▶ _練習課題_
• 1. 症例報告にある「血液生化学検査では異常は認められなかった。」という一文を英語に訳すこと。
• 2. 症例報告の「2012年5月 3日 木曜日」から「の可能性もあると診断された。」までをすべて、一字も変えずに書き写すこと。
• 3. 症例報告を読み、次の問いに答えること。
(a) 超音波検査で認めた嚢胞状腫瘤の直径はいくつか。
(b) 左側卵巣は病理診断で何と診断されたか。
(c) 補助療法として飼い主が選んだのは何か。

▶ _提示テキスト_
=-=-=
動物の病気 最新情報

2012年5月 3日 木曜日

腹腔内腫瘤の細胞診で独立円形細胞腫瘍と診断された犬の1例

腹腔内腫瘤の細胞診で独立円形細胞腫瘍と診断された犬の1例
水野 景介 ひがしやま動物病院

【はじめに】
 腹腔内腫瘤の細胞診にて独立円形細胞腫瘍と診断され、リンパ腫と卵巣腫瘍の鑑別が必要となった症例に遭遇したのでその概要を報告する。

【症例】
症例はパピオン、12歳、未避妊雌、4.6kg。2週間前より下痢と軟便を繰り返す、便が細くなるという主訴で来院した。
【検査】
身体検査では、触診にて腹腔内腫瘤を触知した。臨床検査において腹部X線検査で左側腎臓の尾側に腫瘤を認めた。超音波検査では直径45mmの嚢胞状腫瘤を認め、また、注腸造影検査では腸管への浸潤は認められなかった。血液生化学検査では異常は認められなかった。追加検査として針吸引による細胞診をエコーガイド下で行った。岐阜大学病理学教室に診断を依頼した結果、独立円形細胞腫瘍と診断された。細胞の形態上はリンパ腫を第一に疑うが、細胞質が豊富で淡明であり、卵巣腫瘍の可能性もあると診断された。
【治療】
細胞診の結果より試験開腹を行い、リンパ腫を疑う場合はツルーカット生検または外科切除を行い、卵巣腫瘍を疑う場合は卵巣子宮全摘出を行うという方針を立てた。試験開腹の結果、手術所見は左側卵巣が腫大した卵巣腫瘍であった。右側の子宮体の一部も腫大していた。腹腔内に明らかな転移病巣は認められなかった。摘出された組織は病理診断を行った。結果として左側卵巣は未分化胚細胞腫、右側の子宮は嚢胞性子宮内膜過形成と診断された。また、腫瘍細胞の増殖は卵巣内に留まっていると診断された。補助療法として、飼い主に無処置かシスプラチンまたはブレオマイシンなどの化学療法を提案した結果、飼い主は無処置を選択した。術後2カ月の検診では再発・転移は認められず、現在で術後6カ月目を経過している。
=-=-=
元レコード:

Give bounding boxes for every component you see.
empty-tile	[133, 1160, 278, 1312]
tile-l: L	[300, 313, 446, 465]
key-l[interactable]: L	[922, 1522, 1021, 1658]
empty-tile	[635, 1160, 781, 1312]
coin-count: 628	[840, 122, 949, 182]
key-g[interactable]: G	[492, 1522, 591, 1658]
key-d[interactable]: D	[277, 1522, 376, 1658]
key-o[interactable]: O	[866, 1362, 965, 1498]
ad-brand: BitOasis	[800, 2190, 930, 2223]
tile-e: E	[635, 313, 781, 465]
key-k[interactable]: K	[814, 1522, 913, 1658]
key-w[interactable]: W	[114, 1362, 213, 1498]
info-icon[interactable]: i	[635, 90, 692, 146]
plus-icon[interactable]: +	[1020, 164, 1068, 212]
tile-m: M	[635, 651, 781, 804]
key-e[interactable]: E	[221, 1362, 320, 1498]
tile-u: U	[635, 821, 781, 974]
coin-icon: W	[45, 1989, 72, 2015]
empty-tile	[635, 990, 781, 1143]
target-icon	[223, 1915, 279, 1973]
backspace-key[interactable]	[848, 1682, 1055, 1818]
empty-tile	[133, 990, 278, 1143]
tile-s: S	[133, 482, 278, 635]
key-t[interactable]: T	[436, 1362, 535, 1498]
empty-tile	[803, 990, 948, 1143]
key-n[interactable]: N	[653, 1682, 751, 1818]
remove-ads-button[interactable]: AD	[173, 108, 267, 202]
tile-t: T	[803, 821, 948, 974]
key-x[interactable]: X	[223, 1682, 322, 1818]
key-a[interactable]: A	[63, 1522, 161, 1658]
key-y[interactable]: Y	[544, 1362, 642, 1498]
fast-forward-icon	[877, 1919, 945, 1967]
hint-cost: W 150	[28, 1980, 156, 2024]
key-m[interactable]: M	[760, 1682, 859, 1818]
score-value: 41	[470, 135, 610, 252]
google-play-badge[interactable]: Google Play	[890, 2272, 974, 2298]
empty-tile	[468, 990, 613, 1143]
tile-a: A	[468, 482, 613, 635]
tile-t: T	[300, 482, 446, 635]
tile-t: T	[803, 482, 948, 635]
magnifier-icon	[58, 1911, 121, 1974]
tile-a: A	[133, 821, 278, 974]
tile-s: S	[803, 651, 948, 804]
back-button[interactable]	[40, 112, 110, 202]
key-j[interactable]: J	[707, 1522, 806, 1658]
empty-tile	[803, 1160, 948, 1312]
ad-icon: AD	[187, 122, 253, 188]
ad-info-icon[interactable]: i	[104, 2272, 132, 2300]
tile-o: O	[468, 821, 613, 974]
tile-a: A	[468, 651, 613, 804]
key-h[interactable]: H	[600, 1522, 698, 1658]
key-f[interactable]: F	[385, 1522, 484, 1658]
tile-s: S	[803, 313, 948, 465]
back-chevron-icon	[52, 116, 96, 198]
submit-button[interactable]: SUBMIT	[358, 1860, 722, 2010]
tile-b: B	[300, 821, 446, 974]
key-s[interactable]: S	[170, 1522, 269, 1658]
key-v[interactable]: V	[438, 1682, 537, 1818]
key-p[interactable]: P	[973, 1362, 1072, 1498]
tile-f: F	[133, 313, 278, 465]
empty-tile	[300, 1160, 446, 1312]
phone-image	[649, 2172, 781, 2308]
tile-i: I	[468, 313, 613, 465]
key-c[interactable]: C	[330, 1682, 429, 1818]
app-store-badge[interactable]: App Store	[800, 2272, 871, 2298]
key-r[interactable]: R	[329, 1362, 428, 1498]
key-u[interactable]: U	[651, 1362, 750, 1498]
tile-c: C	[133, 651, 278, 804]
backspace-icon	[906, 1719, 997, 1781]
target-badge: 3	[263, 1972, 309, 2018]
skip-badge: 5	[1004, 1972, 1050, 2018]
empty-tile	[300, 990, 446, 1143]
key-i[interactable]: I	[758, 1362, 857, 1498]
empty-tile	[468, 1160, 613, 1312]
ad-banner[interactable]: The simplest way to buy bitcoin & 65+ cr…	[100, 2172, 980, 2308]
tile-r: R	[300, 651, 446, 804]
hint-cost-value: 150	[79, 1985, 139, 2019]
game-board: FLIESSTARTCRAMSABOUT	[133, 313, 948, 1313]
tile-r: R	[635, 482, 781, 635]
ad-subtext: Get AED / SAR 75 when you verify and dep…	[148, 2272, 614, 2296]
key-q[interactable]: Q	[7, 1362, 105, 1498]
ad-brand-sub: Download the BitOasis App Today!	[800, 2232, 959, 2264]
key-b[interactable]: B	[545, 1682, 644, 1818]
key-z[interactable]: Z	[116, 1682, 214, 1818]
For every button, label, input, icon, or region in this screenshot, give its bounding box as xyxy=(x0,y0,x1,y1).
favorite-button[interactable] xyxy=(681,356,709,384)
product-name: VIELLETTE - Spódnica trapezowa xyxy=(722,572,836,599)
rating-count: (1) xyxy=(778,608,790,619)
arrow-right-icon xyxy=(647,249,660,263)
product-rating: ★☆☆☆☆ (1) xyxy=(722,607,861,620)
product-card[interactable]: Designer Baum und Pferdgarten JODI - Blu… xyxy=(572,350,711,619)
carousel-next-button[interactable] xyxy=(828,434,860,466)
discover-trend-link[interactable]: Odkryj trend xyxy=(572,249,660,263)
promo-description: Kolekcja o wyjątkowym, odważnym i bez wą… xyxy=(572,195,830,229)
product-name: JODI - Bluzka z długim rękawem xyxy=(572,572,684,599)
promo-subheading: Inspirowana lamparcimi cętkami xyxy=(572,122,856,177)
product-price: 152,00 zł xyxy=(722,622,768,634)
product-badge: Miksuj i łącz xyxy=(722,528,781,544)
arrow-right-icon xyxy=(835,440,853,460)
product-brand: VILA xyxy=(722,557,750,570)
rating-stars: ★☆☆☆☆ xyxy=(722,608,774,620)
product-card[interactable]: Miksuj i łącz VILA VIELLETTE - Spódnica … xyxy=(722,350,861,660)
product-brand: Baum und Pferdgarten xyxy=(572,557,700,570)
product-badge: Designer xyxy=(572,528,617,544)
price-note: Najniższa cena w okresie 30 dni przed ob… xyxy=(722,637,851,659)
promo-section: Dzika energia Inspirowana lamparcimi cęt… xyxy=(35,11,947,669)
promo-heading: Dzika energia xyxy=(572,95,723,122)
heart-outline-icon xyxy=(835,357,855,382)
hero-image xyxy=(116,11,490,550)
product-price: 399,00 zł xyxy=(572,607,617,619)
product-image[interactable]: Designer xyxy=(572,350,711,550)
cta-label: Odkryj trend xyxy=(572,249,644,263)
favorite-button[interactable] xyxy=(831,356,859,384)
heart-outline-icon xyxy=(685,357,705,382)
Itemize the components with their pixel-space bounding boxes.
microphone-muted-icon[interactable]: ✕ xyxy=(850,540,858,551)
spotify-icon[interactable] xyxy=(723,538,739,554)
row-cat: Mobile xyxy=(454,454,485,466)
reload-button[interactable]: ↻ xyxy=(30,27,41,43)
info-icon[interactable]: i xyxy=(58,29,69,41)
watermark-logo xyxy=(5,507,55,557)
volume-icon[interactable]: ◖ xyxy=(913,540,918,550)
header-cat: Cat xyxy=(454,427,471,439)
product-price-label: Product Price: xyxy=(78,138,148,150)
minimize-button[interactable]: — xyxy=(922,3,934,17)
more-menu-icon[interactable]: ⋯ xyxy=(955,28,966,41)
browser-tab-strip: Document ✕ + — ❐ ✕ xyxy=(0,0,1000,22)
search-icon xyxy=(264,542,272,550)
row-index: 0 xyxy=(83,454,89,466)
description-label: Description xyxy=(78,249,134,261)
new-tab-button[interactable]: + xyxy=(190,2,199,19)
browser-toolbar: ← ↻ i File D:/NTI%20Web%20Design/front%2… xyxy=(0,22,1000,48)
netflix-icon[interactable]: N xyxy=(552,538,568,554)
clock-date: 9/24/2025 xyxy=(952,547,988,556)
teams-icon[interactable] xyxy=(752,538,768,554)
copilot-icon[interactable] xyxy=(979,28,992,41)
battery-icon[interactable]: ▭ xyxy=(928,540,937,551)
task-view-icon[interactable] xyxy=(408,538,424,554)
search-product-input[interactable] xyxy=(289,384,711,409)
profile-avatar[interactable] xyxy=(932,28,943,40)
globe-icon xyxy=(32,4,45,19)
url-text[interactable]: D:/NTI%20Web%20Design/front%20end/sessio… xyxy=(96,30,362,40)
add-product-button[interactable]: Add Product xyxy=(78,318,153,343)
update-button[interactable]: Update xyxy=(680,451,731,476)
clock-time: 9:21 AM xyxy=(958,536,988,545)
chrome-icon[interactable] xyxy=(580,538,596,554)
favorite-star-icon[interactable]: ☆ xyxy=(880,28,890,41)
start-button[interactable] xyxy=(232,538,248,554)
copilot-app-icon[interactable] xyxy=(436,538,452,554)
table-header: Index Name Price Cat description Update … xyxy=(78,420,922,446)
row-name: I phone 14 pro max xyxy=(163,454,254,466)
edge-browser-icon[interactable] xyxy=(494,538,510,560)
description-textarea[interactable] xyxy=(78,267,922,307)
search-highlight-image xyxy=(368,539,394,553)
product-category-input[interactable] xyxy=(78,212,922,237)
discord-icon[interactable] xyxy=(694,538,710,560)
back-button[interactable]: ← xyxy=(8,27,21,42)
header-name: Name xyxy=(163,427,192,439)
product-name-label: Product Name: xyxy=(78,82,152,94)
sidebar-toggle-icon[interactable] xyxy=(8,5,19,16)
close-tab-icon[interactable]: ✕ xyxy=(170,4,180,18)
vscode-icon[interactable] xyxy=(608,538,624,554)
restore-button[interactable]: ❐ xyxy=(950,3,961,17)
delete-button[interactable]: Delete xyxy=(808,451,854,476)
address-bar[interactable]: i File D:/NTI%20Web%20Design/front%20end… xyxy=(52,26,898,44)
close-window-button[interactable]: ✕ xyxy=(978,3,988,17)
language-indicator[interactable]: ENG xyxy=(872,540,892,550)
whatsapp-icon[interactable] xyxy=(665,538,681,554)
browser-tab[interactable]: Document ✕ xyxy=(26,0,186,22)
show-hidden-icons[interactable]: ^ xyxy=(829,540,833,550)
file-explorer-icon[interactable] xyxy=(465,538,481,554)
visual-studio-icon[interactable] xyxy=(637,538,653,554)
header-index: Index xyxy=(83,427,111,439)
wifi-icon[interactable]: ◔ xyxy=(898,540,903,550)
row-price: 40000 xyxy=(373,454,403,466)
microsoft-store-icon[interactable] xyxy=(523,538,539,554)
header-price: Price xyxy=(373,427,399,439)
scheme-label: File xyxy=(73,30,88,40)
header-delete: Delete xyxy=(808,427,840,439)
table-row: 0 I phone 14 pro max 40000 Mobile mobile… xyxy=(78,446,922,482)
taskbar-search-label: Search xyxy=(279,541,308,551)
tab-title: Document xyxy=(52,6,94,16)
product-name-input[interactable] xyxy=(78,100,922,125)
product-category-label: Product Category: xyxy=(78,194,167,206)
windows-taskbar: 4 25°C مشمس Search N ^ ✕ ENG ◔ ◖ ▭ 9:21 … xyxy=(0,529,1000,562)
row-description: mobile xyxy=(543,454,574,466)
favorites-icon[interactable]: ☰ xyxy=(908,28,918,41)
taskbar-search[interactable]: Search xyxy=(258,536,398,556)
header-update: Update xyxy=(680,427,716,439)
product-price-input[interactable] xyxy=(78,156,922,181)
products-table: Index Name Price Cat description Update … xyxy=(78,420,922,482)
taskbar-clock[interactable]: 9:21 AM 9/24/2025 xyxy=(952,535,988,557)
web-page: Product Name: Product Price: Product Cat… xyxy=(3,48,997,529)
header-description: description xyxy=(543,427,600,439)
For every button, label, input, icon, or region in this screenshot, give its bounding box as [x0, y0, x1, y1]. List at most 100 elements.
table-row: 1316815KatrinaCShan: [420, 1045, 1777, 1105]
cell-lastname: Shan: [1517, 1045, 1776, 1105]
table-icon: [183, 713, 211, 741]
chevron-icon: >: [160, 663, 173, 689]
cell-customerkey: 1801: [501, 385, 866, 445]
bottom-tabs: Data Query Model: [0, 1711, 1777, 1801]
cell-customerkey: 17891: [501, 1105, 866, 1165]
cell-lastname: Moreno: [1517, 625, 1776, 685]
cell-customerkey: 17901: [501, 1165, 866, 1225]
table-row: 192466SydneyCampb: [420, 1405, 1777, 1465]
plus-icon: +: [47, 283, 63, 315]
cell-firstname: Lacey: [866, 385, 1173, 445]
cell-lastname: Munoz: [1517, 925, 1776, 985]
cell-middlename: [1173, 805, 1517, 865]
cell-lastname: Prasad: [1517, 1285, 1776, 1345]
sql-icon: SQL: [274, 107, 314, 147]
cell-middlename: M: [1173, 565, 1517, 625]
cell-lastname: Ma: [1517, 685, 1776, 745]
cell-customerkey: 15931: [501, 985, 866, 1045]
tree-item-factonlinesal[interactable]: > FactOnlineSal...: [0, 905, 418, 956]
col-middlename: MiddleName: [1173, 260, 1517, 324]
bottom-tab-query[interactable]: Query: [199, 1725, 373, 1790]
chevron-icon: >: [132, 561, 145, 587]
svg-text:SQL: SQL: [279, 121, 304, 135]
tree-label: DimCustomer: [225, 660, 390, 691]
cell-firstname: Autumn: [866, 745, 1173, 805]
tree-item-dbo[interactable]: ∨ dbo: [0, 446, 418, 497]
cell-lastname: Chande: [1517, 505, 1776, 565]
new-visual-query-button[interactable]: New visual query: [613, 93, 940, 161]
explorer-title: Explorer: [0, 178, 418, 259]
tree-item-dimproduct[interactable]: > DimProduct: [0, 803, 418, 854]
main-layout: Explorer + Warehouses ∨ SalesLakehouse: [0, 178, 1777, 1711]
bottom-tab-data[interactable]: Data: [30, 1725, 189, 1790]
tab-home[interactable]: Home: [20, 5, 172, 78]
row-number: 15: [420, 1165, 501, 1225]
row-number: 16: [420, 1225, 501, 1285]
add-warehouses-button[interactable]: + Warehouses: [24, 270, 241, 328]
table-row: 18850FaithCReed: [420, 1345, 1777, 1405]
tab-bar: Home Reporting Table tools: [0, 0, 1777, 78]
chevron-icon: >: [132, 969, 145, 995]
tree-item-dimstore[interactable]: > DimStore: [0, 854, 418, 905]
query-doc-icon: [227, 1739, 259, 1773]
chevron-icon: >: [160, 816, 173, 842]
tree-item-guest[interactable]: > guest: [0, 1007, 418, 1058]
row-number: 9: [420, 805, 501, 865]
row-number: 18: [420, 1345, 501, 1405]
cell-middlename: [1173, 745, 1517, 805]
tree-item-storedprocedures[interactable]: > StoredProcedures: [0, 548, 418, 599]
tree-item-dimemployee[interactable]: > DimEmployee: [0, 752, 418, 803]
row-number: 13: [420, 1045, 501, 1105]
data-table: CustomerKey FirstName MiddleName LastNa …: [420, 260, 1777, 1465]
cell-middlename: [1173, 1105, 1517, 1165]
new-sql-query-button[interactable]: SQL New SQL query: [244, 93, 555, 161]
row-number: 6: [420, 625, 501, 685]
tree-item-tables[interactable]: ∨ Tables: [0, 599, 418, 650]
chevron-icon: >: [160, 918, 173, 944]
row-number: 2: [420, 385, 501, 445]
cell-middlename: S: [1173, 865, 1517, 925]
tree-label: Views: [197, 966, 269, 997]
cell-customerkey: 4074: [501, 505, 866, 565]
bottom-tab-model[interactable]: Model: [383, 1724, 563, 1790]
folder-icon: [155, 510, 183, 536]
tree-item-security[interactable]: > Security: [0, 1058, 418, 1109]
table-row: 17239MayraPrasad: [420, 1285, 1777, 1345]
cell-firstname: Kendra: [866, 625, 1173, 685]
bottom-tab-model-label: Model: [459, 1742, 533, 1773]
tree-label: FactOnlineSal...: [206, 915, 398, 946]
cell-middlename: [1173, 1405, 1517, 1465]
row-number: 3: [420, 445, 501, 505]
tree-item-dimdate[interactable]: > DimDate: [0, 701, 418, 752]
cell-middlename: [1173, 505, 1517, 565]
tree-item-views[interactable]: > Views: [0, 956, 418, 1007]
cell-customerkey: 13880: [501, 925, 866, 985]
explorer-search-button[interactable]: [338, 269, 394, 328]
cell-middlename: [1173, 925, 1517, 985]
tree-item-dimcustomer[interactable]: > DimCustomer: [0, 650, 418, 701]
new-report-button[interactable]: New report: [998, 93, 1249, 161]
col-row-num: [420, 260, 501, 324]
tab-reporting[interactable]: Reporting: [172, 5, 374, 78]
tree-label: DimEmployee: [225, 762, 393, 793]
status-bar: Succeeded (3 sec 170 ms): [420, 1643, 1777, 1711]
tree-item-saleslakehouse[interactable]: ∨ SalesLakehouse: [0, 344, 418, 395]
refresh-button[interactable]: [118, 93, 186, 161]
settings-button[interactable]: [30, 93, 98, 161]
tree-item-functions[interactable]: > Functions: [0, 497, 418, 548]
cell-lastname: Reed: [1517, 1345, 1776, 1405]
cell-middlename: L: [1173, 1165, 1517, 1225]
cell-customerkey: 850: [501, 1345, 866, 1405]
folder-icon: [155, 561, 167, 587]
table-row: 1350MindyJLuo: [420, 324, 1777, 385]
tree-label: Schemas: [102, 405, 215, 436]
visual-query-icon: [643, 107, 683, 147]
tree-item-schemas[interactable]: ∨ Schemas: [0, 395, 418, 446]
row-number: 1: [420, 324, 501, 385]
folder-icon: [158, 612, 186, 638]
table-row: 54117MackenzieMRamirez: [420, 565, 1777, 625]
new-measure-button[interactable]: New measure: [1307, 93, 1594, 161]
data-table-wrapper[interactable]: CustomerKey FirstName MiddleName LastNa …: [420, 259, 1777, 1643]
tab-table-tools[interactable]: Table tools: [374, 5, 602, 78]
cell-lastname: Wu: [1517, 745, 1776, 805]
=-=-=
▶ _課題別解答_
• 1. No abnormalities were found on the blood biochemistry tests.

• 2.
2012年5月 3日 木曜日

腹腔内腫瘤の細胞診で独立円形細胞腫瘍と診断された犬の1例

腹腔内腫瘤の細胞診で独立円形細胞腫瘍と診断された犬の1例
水野 景介 ひがしやま動物病院

【はじめに】
 腹腔内腫瘤の細胞診にて独立円形細胞腫瘍と診断され、リンパ腫と卵巣腫瘍の鑑別が必要となった症例に遭遇したのでその概要を報告する。

【症例】
症例はパピオン、12歳、未避妊雌、4.6kg。2週間前より下痢と軟便を繰り返す、便が細くなるという主訴で来院した。
【検査】
身体検査では、触診にて腹腔内腫瘤を触知した。臨床検査において腹部X線検査で左側腎臓の尾側に腫瘤を認めた。超音波検査では直径45mmの嚢胞状腫瘤を認め、また、注腸造影検査では腸管への浸潤は認められなかった。血液生化学検査では異常は認められなかった。追加検査として針吸引による細胞診をエコーガイド下で行った。岐阜大学病理学教室に診断を依頼した結果、独立円形細胞腫瘍と診断された。細胞の形態上はリンパ腫を第一に疑うが、細胞質が豊富で淡明であり、卵巣腫瘍の可能性もあると診断された。

• 3.
(a) 45mm
(b) 未分化胚細胞腫
(c) 無処置